(Records from a data collection)
## Start
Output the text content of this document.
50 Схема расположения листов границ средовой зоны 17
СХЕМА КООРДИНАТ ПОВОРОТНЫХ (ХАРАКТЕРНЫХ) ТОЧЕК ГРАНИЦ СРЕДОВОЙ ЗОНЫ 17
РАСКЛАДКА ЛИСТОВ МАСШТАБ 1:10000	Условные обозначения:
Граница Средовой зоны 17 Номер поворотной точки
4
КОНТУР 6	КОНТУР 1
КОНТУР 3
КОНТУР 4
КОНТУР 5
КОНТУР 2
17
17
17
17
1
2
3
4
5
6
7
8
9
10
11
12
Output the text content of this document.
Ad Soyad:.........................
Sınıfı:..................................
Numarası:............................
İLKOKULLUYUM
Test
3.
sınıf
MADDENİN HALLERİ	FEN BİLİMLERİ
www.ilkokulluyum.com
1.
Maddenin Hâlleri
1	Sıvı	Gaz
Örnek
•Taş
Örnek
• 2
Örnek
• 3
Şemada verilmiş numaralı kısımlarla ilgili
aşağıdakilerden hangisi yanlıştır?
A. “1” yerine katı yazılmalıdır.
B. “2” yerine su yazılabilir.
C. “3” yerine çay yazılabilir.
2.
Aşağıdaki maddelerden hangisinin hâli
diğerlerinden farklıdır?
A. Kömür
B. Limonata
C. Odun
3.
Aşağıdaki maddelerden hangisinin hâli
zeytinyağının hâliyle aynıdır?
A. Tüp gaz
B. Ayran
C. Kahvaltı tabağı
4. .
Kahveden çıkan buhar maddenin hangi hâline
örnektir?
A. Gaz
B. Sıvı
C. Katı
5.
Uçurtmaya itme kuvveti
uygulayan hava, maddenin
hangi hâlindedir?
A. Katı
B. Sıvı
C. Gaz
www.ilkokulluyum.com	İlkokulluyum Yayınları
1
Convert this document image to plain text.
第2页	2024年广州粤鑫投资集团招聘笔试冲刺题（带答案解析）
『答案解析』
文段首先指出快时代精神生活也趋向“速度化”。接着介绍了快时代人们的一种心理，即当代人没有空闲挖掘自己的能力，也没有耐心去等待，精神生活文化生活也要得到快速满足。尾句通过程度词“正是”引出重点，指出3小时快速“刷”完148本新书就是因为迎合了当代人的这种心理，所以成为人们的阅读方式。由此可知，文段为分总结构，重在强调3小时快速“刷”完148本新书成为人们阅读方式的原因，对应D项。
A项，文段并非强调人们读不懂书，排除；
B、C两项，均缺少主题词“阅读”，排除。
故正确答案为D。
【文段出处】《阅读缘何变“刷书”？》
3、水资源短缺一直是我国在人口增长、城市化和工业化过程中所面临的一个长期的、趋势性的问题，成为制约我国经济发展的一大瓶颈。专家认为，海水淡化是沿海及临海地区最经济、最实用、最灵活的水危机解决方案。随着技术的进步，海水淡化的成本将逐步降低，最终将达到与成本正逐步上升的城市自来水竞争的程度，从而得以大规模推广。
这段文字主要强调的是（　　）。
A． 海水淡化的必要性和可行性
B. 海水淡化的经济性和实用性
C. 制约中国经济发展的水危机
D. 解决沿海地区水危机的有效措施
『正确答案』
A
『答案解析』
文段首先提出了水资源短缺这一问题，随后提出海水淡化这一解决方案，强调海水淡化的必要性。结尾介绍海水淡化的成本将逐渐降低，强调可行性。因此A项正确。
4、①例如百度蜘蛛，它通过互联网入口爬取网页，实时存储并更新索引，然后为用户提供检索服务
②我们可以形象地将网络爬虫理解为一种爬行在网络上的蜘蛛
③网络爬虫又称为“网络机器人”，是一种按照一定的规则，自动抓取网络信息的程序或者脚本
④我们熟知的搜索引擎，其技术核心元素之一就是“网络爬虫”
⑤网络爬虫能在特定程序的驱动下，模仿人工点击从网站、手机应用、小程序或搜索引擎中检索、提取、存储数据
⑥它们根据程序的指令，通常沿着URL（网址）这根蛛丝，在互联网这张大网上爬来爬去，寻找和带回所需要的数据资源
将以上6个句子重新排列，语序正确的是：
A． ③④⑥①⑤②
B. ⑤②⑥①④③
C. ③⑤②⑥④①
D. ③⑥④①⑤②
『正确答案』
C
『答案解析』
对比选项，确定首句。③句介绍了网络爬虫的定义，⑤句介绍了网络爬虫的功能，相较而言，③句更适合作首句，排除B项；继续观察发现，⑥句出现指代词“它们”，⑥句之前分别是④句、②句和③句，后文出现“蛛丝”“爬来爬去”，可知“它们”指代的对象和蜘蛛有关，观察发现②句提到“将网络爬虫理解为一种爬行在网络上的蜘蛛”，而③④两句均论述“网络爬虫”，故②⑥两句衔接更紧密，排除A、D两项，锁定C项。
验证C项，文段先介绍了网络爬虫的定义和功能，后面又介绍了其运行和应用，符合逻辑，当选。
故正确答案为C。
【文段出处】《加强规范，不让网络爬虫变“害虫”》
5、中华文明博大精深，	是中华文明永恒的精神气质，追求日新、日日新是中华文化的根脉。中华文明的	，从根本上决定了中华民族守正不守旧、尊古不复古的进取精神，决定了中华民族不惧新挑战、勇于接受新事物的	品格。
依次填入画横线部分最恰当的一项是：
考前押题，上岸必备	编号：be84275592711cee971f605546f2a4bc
## End
» **What is expected**
Begin with the line that contains "Convert this document image to plain text." and end with the last line of the records; set down every line in that span exactly, and nothing else.

» **Correct output**
Convert this document image to plain text.
第2页	2024年广州粤鑫投资集团招聘笔试冲刺题（带答案解析）
『答案解析』
文段首先指出快时代精神生活也趋向“速度化”。接着介绍了快时代人们的一种心理，即当代人没有空闲挖掘自己的能力，也没有耐心去等待，精神生活文化生活也要得到快速满足。尾句通过程度词“正是”引出重点，指出3小时快速“刷”完148本新书就是因为迎合了当代人的这种心理，所以成为人们的阅读方式。由此可知，文段为分总结构，重在强调3小时快速“刷”完148本新书成为人们阅读方式的原因，对应D项。
A项，文段并非强调人们读不懂书，排除；
B、C两项，均缺少主题词“阅读”，排除。
故正确答案为D。
【文段出处】《阅读缘何变“刷书”？》
3、水资源短缺一直是我国在人口增长、城市化和工业化过程中所面临的一个长期的、趋势性的问题，成为制约我国经济发展的一大瓶颈。专家认为，海水淡化是沿海及临海地区最经济、最实用、最灵活的水危机解决方案。随着技术的进步，海水淡化的成本将逐步降低，最终将达到与成本正逐步上升的城市自来水竞争的程度，从而得以大规模推广。
这段文字主要强调的是（　　）。
A． 海水淡化的必要性和可行性
B. 海水淡化的经济性和实用性
C. 制约中国经济发展的水危机
D. 解决沿海地区水危机的有效措施
『正确答案』
A
『答案解析』
文段首先提出了水资源短缺这一问题，随后提出海水淡化这一解决方案，强调海水淡化的必要性。结尾介绍海水淡化的成本将逐渐降低，强调可行性。因此A项正确。
4、①例如百度蜘蛛，它通过互联网入口爬取网页，实时存储并更新索引，然后为用户提供检索服务
②我们可以形象地将网络爬虫理解为一种爬行在网络上的蜘蛛
③网络爬虫又称为“网络机器人”，是一种按照一定的规则，自动抓取网络信息的程序或者脚本
④我们熟知的搜索引擎，其技术核心元素之一就是“网络爬虫”
⑤网络爬虫能在特定程序的驱动下，模仿人工点击从网站、手机应用、小程序或搜索引擎中检索、提取、存储数据
⑥它们根据程序的指令，通常沿着URL（网址）这根蛛丝，在互联网这张大网上爬来爬去，寻找和带回所需要的数据资源
将以上6个句子重新排列，语序正确的是：
A． ③④⑥①⑤②
B. ⑤②⑥①④③
C. ③⑤②⑥④①
D. ③⑥④①⑤②
『正确答案』
C
『答案解析』
对比选项，确定首句。③句介绍了网络爬虫的定义，⑤句介绍了网络爬虫的功能，相较而言，③句更适合作首句，排除B项；继续观察发现，⑥句出现指代词“它们”，⑥句之前分别是④句、②句和③句，后文出现“蛛丝”“爬来爬去”，可知“它们”指代的对象和蜘蛛有关，观察发现②句提到“将网络爬虫理解为一种爬行在网络上的蜘蛛”，而③④两句均论述“网络爬虫”，故②⑥两句衔接更紧密，排除A、D两项，锁定C项。
验证C项，文段先介绍了网络爬虫的定义和功能，后面又介绍了其运行和应用，符合逻辑，当选。
故正确答案为C。
【文段出处】《加强规范，不让网络爬虫变“害虫”》
5、中华文明博大精深，	是中华文明永恒的精神气质，追求日新、日日新是中华文化的根脉。中华文明的	，从根本上决定了中华民族守正不守旧、尊古不复古的进取精神，决定了中华民族不惧新挑战、勇于接受新事物的	品格。
依次填入画横线部分最恰当的一项是：
考前押题，上岸必备	编号：be84275592711cee971f605546f2a4bc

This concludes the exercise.